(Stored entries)
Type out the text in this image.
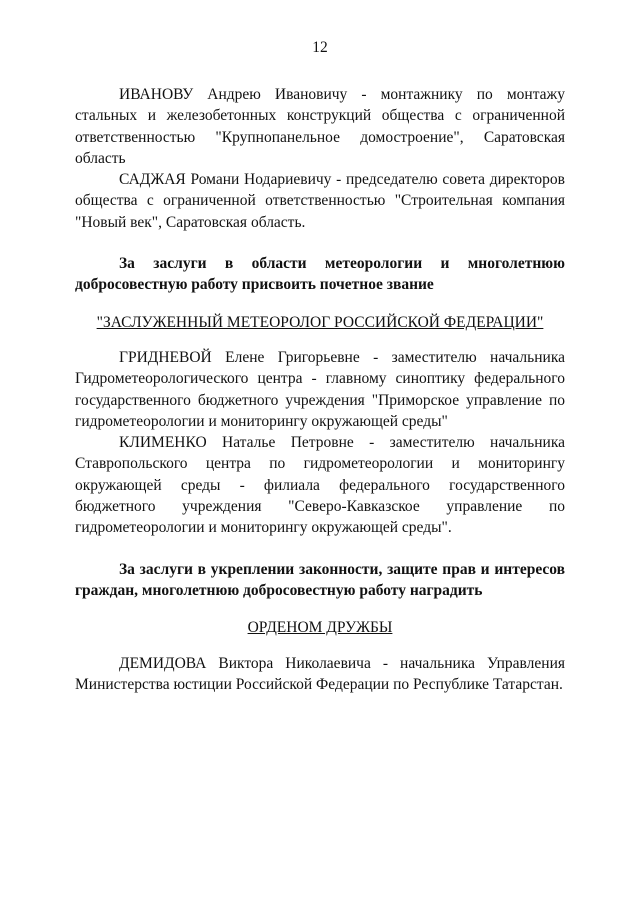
12

ИВАНОВУ Андрею Ивановичу - монтажнику по монтажу стальных и железобетонных конструкций общества с ограниченной ответственностью "Крупнопанельное домостроение", Саратовская область

САДЖАЯ Романи Нодариевичу - председателю совета директоров общества с ограниченной ответственностью "Строительная компания "Новый век", Саратовская область.

За заслуги в области метеорологии и многолетнюю добросовестную работу присвоить почетное звание

"ЗАСЛУЖЕННЫЙ МЕТЕОРОЛОГ РОССИЙСКОЙ ФЕДЕРАЦИИ"

ГРИДНЕВОЙ Елене Григорьевне - заместителю начальника Гидрометеорологического центра - главному синоптику федерального государственного бюджетного учреждения "Приморское управление по гидрометеорологии и мониторингу окружающей среды"

КЛИМЕНКО Наталье Петровне - заместителю начальника Ставропольского центра по гидрометеорологии и мониторингу окружающей среды - филиала федерального государственного бюджетного учреждения "Северо-Кавказское управление по гидрометеорологии и мониторингу окружающей среды".

За заслуги в укреплении законности, защите прав и интересов граждан, многолетнюю добросовестную работу наградить

ОРДЕНОМ ДРУЖБЫ

ДЕМИДОВА Виктора Николаевича - начальника Управления Министерства юстиции Российской Федерации по Республике Татарстан.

**PROBLEM TO WORK ON**.
Return only those lines of the records that contain the string "общества".

**FULL RESPONSE**.
ИВАНОВУ Андрею Ивановичу - монтажнику по монтажу стальных и железобетонных конструкций общества с ограниченной ответственностью "Крупнопанельное домостроение", Саратовская область
САДЖАЯ Романи Нодариевичу - председателю совета директоров общества с ограниченной ответственностью "Строительная компания "Новый век", Саратовская область.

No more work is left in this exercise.